(YOUR OBJECTIVE)
Starting at the record line containing "861, 50, 872]" and ending with the one containing "stat-row: Защита от", rewrite those lines with "interactable" changed to "clickable" and nothing else altered.

(RECORD SET)
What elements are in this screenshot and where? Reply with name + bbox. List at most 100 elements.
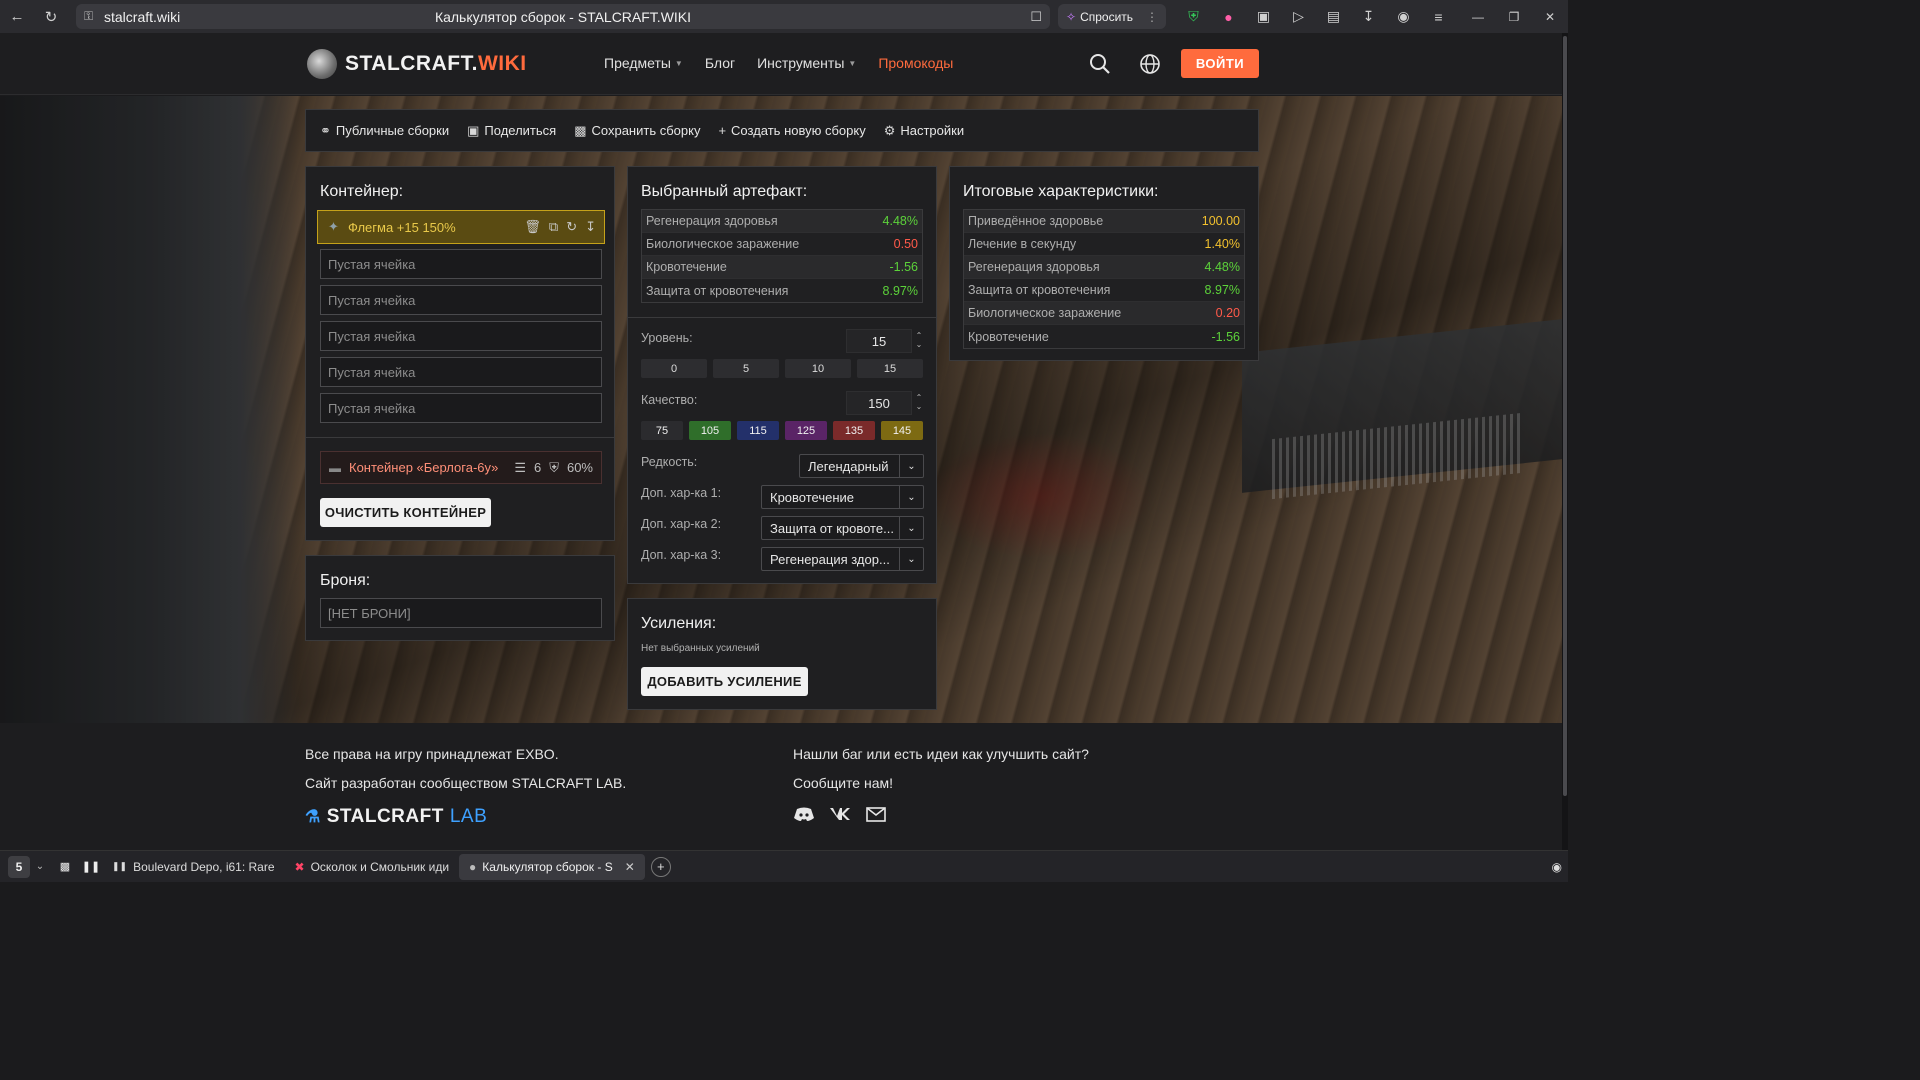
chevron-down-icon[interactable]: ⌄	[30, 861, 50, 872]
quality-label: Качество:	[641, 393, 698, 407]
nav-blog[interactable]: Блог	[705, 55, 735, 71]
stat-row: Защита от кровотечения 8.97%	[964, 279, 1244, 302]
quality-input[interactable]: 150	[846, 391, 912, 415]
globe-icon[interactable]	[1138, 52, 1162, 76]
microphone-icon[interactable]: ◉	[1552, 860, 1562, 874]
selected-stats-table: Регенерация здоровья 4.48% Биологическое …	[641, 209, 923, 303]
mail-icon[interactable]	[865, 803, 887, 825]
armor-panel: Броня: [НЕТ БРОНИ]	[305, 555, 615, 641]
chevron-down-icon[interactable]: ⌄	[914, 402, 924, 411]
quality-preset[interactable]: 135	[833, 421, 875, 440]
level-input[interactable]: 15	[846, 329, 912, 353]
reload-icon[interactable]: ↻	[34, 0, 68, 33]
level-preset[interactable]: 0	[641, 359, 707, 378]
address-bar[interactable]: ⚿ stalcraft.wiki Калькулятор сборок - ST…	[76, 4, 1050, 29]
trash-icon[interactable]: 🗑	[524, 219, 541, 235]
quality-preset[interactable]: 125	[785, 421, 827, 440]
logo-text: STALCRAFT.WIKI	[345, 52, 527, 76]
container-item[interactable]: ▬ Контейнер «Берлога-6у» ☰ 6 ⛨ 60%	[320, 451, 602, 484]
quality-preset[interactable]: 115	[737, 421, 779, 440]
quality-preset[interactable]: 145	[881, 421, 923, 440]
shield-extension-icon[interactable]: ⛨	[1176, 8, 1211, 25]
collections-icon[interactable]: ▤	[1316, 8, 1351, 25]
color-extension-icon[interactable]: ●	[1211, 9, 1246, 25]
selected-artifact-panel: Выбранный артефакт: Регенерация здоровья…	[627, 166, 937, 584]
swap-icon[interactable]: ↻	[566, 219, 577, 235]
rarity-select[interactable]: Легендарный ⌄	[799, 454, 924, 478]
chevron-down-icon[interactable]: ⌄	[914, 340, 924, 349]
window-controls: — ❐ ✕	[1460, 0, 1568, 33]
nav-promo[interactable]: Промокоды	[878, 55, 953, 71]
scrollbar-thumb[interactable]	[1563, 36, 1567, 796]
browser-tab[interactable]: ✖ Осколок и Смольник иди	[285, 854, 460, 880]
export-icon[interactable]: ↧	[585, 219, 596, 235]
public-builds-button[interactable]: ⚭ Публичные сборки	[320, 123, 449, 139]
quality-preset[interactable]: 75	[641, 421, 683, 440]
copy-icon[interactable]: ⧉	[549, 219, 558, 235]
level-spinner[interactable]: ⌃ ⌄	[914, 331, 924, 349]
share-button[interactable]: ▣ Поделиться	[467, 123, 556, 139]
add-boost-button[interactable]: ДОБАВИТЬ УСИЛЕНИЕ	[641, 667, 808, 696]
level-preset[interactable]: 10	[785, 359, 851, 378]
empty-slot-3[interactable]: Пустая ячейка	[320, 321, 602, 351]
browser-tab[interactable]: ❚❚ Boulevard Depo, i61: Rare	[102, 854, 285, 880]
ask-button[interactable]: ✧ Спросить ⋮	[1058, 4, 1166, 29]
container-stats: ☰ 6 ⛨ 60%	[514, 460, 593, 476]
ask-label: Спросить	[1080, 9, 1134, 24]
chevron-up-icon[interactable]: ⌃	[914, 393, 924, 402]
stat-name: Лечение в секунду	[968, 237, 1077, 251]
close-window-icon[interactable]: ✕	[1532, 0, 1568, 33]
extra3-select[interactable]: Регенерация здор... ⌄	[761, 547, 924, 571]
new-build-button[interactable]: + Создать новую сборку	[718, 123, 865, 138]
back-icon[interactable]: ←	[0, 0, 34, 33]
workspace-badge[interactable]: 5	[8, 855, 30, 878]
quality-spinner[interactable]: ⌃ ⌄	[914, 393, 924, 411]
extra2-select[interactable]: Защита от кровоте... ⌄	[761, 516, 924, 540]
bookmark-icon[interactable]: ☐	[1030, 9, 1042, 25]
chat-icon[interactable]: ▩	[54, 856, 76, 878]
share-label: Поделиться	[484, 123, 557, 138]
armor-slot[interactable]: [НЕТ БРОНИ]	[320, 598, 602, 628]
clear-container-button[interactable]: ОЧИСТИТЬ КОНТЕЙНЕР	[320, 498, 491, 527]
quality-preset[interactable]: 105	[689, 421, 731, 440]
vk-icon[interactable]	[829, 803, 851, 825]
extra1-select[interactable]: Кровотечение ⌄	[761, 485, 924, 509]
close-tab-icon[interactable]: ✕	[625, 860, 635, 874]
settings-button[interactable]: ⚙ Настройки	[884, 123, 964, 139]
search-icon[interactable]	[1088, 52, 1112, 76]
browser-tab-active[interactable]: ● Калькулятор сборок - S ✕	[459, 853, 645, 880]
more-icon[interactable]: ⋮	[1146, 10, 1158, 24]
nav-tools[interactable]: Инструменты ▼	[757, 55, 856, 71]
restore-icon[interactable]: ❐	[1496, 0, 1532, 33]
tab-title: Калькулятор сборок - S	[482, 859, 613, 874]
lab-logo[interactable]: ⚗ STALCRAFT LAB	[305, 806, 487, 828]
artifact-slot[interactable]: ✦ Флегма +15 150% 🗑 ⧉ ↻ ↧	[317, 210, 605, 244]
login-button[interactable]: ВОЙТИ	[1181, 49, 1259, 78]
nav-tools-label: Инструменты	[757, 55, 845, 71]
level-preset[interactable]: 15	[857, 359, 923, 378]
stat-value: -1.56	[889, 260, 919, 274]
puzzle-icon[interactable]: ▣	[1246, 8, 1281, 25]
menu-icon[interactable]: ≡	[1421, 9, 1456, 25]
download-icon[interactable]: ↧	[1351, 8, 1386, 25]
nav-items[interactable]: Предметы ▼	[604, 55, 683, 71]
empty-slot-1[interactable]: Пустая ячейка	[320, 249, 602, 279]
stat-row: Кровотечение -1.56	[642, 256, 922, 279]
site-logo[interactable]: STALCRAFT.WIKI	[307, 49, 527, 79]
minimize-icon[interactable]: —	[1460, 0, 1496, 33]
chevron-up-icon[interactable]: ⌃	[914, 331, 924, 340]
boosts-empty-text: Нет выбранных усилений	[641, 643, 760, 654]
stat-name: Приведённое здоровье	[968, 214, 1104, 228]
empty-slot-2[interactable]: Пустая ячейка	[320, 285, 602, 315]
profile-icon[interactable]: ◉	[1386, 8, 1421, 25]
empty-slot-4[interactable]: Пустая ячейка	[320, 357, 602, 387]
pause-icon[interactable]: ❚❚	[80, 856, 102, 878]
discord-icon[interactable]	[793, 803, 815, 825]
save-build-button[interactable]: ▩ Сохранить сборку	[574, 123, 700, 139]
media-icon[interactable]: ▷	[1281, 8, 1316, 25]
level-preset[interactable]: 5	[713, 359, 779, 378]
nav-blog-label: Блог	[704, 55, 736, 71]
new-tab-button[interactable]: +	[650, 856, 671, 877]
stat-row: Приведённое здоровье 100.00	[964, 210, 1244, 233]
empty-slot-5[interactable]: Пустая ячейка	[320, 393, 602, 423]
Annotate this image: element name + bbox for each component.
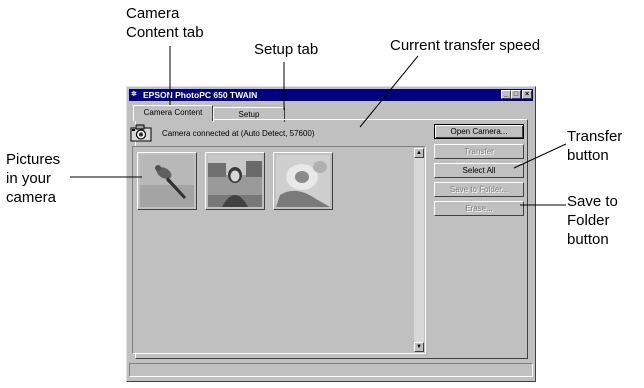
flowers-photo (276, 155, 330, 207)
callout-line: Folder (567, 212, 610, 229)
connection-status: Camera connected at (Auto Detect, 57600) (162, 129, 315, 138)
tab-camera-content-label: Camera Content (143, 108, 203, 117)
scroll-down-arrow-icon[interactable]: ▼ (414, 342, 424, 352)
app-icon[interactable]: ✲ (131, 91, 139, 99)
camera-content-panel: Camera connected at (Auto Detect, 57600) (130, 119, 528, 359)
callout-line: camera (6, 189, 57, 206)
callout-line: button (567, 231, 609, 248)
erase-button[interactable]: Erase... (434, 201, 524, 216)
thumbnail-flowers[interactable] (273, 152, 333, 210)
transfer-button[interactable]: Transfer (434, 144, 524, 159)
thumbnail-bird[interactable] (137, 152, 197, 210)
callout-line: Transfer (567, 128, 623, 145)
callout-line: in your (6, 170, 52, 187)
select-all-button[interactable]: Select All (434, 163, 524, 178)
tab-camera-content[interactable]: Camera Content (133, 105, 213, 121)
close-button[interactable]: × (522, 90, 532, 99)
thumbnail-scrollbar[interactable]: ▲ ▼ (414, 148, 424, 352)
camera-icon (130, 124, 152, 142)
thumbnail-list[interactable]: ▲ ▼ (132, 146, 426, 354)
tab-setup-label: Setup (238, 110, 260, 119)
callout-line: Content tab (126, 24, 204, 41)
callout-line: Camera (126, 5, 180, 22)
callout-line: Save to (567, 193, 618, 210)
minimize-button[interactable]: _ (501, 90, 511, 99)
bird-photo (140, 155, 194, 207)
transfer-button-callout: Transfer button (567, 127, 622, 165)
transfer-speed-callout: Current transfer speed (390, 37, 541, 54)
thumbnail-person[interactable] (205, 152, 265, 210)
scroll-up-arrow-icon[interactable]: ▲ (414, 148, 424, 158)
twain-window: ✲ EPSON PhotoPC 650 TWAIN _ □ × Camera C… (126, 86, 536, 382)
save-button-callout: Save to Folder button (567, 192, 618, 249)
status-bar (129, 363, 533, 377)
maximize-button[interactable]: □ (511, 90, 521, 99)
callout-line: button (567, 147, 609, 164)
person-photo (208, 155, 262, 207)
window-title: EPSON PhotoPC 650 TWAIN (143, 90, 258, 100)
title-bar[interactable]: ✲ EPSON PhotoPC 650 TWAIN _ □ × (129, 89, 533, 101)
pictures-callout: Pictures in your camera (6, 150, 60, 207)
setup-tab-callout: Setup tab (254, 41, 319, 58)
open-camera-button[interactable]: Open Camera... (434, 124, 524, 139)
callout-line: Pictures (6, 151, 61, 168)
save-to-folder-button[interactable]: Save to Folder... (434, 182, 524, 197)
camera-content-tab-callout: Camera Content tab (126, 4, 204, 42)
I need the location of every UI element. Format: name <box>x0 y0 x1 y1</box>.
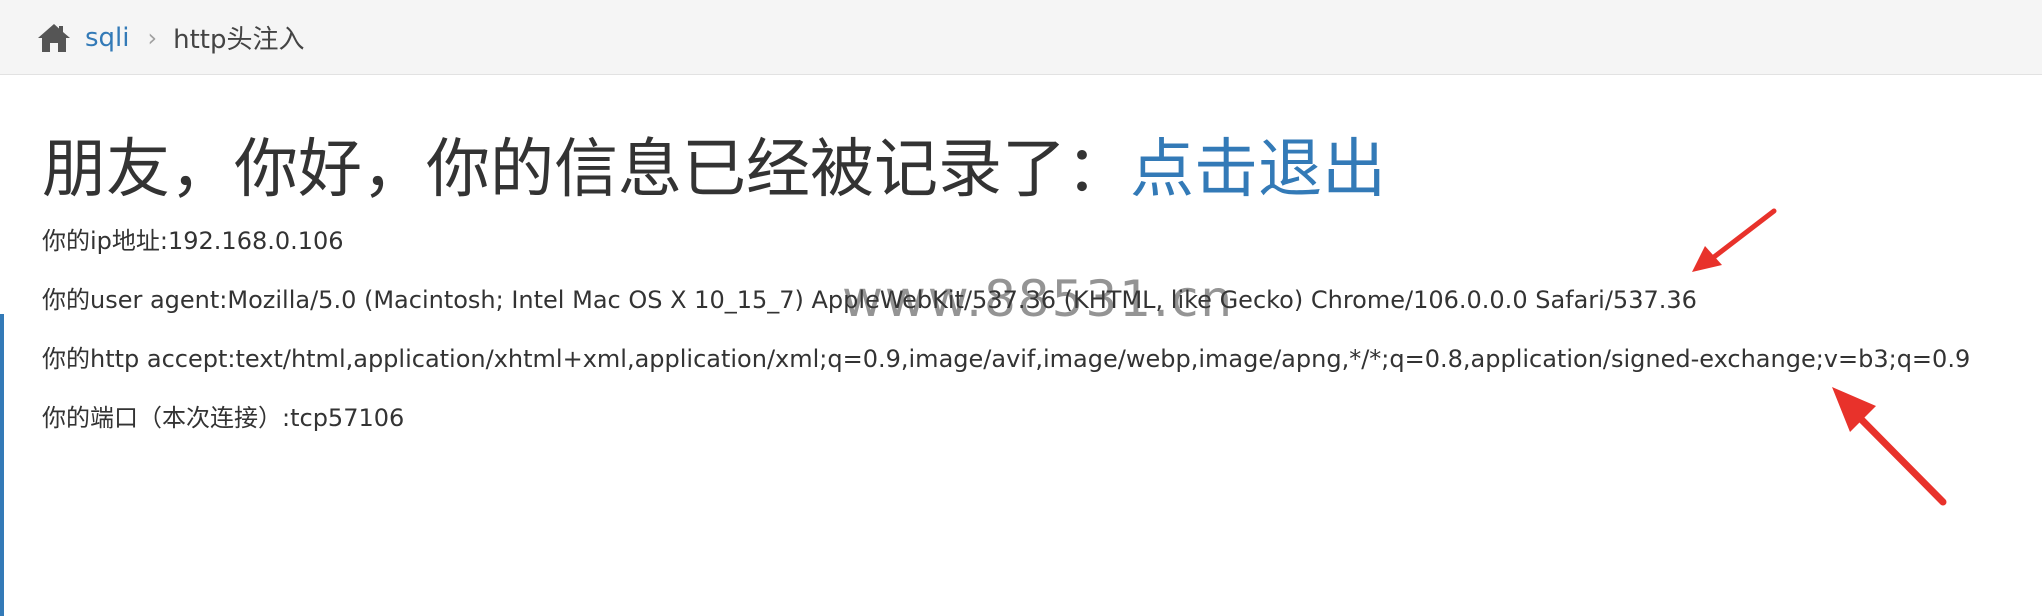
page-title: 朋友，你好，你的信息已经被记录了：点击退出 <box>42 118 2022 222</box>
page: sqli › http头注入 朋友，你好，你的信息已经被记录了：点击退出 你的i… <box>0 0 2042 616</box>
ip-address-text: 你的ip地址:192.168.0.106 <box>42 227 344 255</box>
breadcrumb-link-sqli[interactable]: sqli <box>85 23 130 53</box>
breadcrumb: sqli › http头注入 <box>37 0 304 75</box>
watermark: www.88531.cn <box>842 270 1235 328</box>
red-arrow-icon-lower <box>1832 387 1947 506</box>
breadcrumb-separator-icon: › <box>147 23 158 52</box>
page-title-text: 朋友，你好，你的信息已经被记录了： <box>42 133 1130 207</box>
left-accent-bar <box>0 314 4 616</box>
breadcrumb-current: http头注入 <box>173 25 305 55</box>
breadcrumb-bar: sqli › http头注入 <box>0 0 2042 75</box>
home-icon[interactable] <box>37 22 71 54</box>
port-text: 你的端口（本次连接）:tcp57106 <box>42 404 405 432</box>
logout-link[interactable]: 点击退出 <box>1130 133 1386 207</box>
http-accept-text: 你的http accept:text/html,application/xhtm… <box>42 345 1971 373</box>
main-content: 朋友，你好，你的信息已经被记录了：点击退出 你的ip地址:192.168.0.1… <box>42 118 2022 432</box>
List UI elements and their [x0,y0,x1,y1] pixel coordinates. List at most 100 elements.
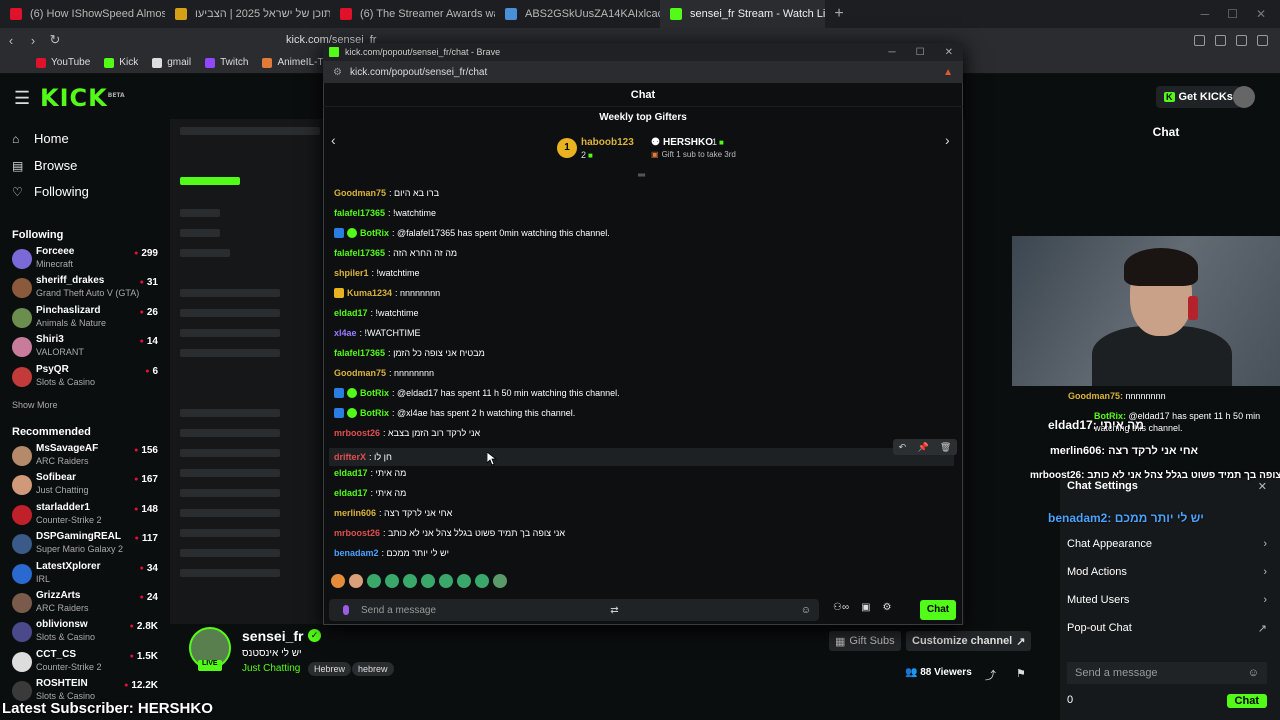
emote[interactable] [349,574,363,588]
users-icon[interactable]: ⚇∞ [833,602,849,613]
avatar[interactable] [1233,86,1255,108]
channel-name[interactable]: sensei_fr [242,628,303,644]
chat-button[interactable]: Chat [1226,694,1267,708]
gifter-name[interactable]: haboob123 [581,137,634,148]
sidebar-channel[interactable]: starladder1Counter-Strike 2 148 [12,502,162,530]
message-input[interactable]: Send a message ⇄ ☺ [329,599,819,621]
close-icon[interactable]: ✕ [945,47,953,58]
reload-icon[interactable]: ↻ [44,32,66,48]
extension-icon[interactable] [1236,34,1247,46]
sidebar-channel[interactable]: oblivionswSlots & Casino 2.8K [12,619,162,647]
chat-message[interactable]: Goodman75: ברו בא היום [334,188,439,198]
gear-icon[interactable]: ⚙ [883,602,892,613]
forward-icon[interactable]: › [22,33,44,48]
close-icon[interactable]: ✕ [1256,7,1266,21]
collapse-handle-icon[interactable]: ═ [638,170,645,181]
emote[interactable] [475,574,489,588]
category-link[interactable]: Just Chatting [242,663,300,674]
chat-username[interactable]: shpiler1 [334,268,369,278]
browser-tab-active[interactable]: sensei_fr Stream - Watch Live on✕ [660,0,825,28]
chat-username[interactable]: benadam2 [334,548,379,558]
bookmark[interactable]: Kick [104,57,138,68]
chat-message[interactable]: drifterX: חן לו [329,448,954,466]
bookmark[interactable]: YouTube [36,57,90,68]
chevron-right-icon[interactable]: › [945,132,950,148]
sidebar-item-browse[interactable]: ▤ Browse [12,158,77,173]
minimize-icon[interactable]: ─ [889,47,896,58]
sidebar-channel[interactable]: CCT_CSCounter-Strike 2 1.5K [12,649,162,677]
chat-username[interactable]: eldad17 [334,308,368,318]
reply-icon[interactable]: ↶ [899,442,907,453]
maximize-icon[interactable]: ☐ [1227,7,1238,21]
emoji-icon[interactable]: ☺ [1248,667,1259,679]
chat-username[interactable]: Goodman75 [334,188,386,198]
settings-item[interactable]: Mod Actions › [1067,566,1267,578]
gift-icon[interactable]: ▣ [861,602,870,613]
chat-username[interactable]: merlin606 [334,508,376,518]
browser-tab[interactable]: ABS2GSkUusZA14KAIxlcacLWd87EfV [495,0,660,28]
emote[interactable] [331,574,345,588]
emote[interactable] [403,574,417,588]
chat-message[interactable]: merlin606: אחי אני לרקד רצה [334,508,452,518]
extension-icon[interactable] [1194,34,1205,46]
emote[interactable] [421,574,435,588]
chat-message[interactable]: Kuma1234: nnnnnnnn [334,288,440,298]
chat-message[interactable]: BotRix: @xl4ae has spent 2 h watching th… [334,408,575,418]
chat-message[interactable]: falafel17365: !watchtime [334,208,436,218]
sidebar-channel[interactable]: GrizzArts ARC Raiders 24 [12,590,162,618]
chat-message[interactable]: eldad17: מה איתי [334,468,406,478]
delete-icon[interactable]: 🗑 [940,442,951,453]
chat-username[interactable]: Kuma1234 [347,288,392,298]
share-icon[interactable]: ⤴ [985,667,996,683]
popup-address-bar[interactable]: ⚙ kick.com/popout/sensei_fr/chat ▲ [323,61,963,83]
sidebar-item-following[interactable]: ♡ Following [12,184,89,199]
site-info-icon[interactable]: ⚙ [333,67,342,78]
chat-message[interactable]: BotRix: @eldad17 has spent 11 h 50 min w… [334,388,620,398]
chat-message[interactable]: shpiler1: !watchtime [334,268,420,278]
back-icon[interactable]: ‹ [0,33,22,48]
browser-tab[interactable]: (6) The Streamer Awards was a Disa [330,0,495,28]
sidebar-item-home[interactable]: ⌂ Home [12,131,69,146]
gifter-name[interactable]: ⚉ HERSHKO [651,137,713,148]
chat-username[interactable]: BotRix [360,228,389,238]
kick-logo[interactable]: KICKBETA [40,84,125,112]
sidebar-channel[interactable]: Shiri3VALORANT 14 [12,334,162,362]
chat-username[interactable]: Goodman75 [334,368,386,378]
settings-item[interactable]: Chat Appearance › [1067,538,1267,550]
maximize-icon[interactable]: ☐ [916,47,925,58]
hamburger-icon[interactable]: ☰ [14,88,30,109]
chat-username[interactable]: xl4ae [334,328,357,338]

(FINISHED EXERCISE)
chevron-down-icon[clickable]: ⌄	[30, 861, 50, 872]
quality-label: Качество:	[641, 393, 698, 407]
nav-blog[clickable]: Блог	[705, 55, 735, 71]
stat-row: Защита от кровотечения 8.97%	[964, 279, 1244, 302]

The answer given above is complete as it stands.